◆ **Task**: Go through the listing below and list every line with "transversal".

####################

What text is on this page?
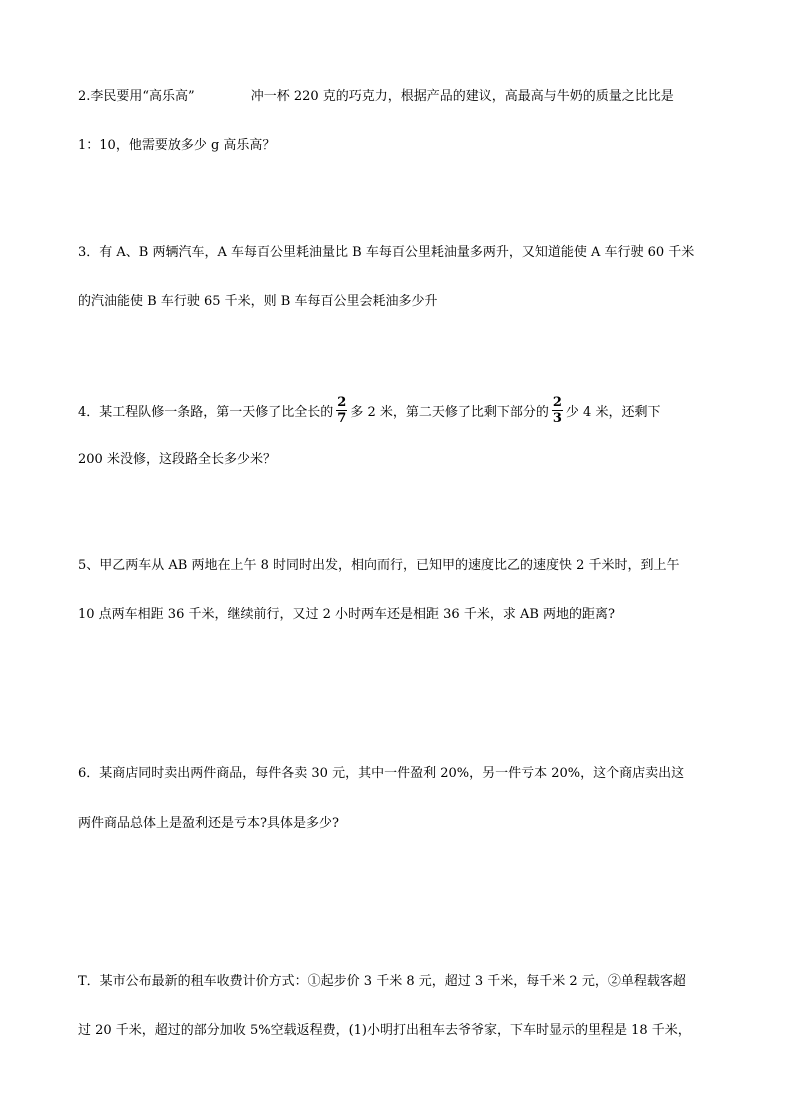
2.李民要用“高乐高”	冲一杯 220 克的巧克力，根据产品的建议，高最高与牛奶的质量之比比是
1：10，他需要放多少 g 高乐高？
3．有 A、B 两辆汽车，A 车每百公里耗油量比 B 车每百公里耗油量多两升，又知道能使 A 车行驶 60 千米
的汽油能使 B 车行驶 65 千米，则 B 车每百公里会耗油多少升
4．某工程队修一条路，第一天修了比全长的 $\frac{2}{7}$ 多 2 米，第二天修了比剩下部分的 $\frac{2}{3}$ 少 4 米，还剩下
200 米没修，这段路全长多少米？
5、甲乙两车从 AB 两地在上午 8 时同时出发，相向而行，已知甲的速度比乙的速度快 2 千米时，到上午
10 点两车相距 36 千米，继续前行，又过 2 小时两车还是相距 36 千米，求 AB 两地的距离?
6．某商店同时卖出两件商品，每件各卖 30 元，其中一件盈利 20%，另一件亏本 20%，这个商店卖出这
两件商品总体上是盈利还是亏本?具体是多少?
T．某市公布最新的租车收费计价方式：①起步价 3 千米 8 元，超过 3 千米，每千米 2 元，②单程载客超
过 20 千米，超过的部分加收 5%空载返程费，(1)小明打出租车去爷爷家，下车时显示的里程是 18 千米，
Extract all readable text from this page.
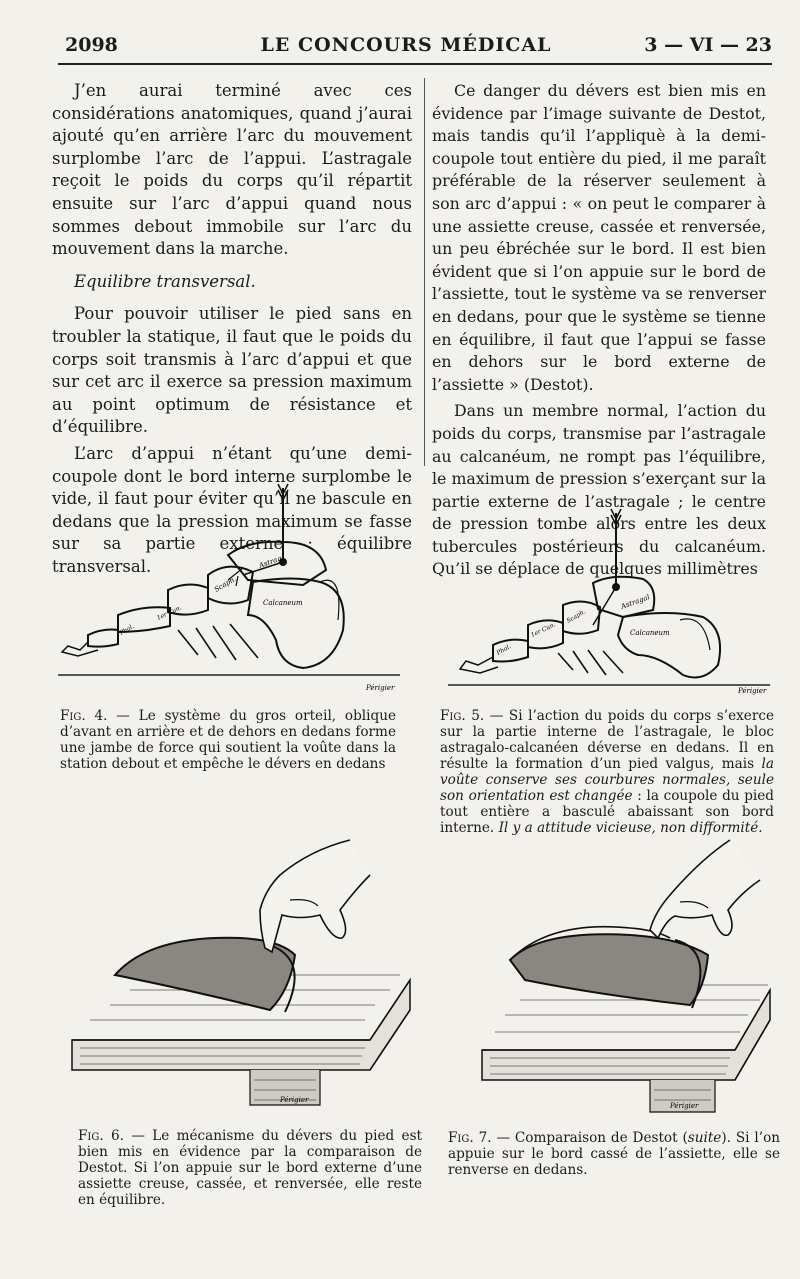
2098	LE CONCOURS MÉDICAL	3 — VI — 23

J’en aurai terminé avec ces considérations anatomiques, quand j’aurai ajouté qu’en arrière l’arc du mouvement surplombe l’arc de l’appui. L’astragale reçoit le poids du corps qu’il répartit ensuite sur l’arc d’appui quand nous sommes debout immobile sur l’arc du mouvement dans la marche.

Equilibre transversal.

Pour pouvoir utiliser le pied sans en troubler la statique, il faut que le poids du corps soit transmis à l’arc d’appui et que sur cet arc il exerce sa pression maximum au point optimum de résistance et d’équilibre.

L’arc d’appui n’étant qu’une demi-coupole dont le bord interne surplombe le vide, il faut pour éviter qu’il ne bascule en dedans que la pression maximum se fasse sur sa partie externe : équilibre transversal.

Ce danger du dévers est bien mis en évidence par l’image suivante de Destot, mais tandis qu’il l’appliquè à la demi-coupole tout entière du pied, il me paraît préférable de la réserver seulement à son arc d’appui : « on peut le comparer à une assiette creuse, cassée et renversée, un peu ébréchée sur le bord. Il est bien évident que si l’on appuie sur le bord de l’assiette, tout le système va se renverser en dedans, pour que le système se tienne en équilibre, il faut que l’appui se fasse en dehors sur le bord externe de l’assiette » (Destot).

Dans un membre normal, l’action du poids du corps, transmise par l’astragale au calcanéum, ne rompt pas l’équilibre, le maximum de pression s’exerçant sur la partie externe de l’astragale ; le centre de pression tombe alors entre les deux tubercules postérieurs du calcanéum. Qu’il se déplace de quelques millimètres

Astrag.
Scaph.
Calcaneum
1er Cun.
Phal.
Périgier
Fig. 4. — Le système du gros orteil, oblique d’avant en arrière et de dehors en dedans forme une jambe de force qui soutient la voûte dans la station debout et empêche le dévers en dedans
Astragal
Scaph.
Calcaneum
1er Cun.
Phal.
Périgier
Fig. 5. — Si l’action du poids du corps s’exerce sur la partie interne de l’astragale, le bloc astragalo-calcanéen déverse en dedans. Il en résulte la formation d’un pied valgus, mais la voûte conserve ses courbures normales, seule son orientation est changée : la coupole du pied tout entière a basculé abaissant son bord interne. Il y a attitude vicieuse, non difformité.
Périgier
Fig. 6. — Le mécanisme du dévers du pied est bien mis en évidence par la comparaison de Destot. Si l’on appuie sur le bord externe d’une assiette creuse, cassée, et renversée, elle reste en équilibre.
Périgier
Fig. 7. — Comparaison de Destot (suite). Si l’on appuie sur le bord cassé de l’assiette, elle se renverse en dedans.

####################

◆ **Solution for this exercise**:
Equilibre transversal.
L’arc d’appui n’étant qu’une demi-coupole dont le bord interne surplombe le vide, il faut pour éviter qu’il ne bascule en dedans que la pression maximum se fasse sur sa partie externe : équilibre transversal.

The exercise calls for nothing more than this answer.